**WRITTEN TASK**
Transcribe all records exactly.

..........

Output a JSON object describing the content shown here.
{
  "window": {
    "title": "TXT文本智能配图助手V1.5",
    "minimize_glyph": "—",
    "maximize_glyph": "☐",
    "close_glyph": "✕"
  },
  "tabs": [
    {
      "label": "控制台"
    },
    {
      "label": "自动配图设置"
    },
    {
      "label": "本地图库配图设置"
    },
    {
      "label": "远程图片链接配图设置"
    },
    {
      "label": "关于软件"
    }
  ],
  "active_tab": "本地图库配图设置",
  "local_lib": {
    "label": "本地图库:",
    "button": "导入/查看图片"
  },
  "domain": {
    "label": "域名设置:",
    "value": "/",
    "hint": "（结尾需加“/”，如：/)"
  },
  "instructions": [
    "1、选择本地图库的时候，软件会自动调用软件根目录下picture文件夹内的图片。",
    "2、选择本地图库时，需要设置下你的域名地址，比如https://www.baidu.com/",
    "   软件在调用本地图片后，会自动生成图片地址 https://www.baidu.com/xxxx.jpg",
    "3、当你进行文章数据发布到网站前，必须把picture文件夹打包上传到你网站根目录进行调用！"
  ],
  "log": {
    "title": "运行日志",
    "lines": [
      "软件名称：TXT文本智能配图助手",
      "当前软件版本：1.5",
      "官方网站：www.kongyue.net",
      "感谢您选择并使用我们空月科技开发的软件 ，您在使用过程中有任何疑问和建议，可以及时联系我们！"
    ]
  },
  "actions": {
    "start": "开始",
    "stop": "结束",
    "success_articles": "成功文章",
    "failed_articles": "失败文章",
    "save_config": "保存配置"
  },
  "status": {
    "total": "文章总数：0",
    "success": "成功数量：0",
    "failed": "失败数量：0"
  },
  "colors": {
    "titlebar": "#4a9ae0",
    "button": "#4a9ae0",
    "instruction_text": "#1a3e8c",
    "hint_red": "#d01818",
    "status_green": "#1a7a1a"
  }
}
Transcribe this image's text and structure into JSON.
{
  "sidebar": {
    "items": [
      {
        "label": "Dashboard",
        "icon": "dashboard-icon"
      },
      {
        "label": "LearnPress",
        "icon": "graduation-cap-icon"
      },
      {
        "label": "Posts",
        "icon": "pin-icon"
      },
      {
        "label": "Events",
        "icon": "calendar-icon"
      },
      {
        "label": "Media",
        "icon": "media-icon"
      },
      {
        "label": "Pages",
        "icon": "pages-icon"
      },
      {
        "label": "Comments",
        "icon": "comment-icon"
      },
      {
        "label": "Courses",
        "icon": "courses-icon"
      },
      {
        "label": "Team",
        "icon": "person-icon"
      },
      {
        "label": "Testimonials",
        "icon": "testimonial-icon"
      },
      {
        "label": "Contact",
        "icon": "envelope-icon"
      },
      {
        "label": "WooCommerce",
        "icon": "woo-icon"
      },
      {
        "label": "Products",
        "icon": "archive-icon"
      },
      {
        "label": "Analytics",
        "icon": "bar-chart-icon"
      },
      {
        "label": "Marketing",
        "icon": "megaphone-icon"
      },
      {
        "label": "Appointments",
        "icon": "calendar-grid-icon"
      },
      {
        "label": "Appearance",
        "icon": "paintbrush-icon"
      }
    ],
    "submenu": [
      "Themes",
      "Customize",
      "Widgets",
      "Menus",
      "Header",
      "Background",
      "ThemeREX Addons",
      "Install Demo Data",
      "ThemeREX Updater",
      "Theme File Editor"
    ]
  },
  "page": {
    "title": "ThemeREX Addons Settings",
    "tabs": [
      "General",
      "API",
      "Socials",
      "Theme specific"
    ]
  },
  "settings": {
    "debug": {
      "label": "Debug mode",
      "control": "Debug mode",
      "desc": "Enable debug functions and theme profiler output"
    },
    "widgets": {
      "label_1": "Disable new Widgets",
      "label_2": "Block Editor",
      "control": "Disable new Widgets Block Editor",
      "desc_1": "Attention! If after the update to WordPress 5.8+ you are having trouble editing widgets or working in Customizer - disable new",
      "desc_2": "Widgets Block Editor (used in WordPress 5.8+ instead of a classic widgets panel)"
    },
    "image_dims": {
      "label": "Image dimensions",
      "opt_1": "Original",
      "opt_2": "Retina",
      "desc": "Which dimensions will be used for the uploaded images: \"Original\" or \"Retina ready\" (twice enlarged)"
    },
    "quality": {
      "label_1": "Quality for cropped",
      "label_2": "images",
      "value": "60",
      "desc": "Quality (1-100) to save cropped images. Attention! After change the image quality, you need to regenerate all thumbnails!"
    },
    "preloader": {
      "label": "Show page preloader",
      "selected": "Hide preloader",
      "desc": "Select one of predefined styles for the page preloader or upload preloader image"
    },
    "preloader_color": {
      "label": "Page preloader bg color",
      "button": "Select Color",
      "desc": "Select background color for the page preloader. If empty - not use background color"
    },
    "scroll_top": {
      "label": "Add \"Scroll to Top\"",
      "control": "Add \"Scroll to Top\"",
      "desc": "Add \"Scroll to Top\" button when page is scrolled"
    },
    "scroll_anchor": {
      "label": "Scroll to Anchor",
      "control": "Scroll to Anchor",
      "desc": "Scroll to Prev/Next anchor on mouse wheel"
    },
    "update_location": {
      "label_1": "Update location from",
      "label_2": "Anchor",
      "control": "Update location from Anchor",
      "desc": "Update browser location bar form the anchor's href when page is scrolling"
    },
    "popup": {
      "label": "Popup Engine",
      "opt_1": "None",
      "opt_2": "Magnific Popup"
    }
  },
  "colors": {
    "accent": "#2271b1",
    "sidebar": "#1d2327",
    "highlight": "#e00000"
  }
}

..........

**PROBLEM SOLUTION**
Output a JSON object describing the content shown here.
{
  "window": {
    "title": "TXT文本智能配图助手V1.5",
    "minimize_glyph": "—",
    "maximize_glyph": "☐",
    "close_glyph": "✕"
  },
  "tabs": [
    {
      "label": "控制台"
    },
    {
      "label": "自动配图设置"
    },
    {
      "label": "本地图库配图设置"
    },
    {
      "label": "远程图片链接配图设置"
    },
    {
      "label": "关于软件"
    }
  ],
  "active_tab": "本地图库配图设置",
  "local_lib": {
    "label": "本地图库:",
    "button": "导入/查看图片"
  },
  "domain": {
    "label": "域名设置:",
    "value": "/",
    "hint": "（结尾需加“/”，如：/)"
  },
  "instructions": [
    "1、选择本地图库的时候，软件会自动调用软件根目录下picture文件夹内的图片。",
    "2、选择本地图库时，需要设置下你的域名地址，比如https://www.baidu.com/",
    "   软件在调用本地图片后，会自动生成图片地址 https://www.baidu.com/xxxx.jpg",
    "3、当你进行文章数据发布到网站前，必须把picture文件夹打包上传到你网站根目录进行调用！"
  ],
  "log": {
    "title": "运行日志",
    "lines": [
      "软件名称：TXT文本智能配图助手",
      "当前软件版本：1.5",
      "官方网站：www.kongyue.net",
      "感谢您选择并使用我们空月科技开发的软件 ，您在使用过程中有任何疑问和建议，可以及时联系我们！"
    ]
  },
  "actions": {
    "start": "开始",
    "stop": "结束",
    "success_articles": "成功文章",
    "failed_articles": "失败文章",
    "save_config": "保存配置"
  },
  "status": {
    "total": "文章总数：0",
    "success": "成功数量：0",
    "failed": "失败数量：0"
  },
  "colors": {
    "titlebar": "#4a9ae0",
    "button": "#4a9ae0",
    "instruction_text": "#1a3e8c",
    "hint_red": "#d01818",
    "status_green": "#1a7a1a"
  }
}
Transcribe this image's text and structure into JSON.
{
  "sidebar": {
    "items": [
      {
        "label": "Dashboard",
        "icon": "dashboard-icon"
      },
      {
        "label": "LearnPress",
        "icon": "graduation-cap-icon"
      },
      {
        "label": "Posts",
        "icon": "pin-icon"
      },
      {
        "label": "Events",
        "icon": "calendar-icon"
      },
      {
        "label": "Media",
        "icon": "media-icon"
      },
      {
        "label": "Pages",
        "icon": "pages-icon"
      },
      {
        "label": "Comments",
        "icon": "comment-icon"
      },
      {
        "label": "Courses",
        "icon": "courses-icon"
      },
      {
        "label": "Team",
        "icon": "person-icon"
      },
      {
        "label": "Testimonials",
        "icon": "testimonial-icon"
      },
      {
        "label": "Contact",
        "icon": "envelope-icon"
      },
      {
        "label": "WooCommerce",
        "icon": "woo-icon"
      },
      {
        "label": "Products",
        "icon": "archive-icon"
      },
      {
        "label": "Analytics",
        "icon": "bar-chart-icon"
      },
      {
        "label": "Marketing",
        "icon": "megaphone-icon"
      },
      {
        "label": "Appointments",
        "icon": "calendar-grid-icon"
      },
      {
        "label": "Appearance",
        "icon": "paintbrush-icon"
      }
    ],
    "submenu": [
      "Themes",
      "Customize",
      "Widgets",
      "Menus",
      "Header",
      "Background",
      "ThemeREX Addons",
      "Install Demo Data",
      "ThemeREX Updater",
      "Theme File Editor"
    ]
  },
  "page": {
    "title": "ThemeREX Addons Settings",
    "tabs": [
      "General",
      "API",
      "Socials",
      "Theme specific"
    ]
  },
  "settings": {
    "debug": {
      "label": "Debug mode",
      "control": "Debug mode",
      "desc": "Enable debug functions and theme profiler output"
    },
    "widgets": {
      "label_1": "Disable new Widgets",
      "label_2": "Block Editor",
      "control": "Disable new Widgets Block Editor",
      "desc_1": "Attention! If after the update to WordPress 5.8+ you are having trouble editing widgets or working in Customizer - disable new",
      "desc_2": "Widgets Block Editor (used in WordPress 5.8+ instead of a classic widgets panel)"
    },
    "image_dims": {
      "label": "Image dimensions",
      "opt_1": "Original",
      "opt_2": "Retina",
      "desc": "Which dimensions will be used for the uploaded images: \"Original\" or \"Retina ready\" (twice enlarged)"
    },
    "quality": {
      "label_1": "Quality for cropped",
      "label_2": "images",
      "value": "60",
      "desc": "Quality (1-100) to save cropped images. Attention! After change the image quality, you need to regenerate all thumbnails!"
    },
    "preloader": {
      "label": "Show page preloader",
      "selected": "Hide preloader",
      "desc": "Select one of predefined styles for the page preloader or upload preloader image"
    },
    "preloader_color": {
      "label": "Page preloader bg color",
      "button": "Select Color",
      "desc": "Select background color for the page preloader. If empty - not use background color"
    },
    "scroll_top": {
      "label": "Add \"Scroll to Top\"",
      "control": "Add \"Scroll to Top\"",
      "desc": "Add \"Scroll to Top\" button when page is scrolled"
    },
    "scroll_anchor": {
      "label": "Scroll to Anchor",
      "control": "Scroll to Anchor",
      "desc": "Scroll to Prev/Next anchor on mouse wheel"
    },
    "update_location": {
      "label_1": "Update location from",
      "label_2": "Anchor",
      "control": "Update location from Anchor",
      "desc": "Update browser location bar form the anchor's href when page is scrolling"
    },
    "popup": {
      "label": "Popup Engine",
      "opt_1": "None",
      "opt_2": "Magnific Popup"
    }
  },
  "colors": {
    "accent": "#2271b1",
    "sidebar": "#1d2327",
    "highlight": "#e00000"
  }
}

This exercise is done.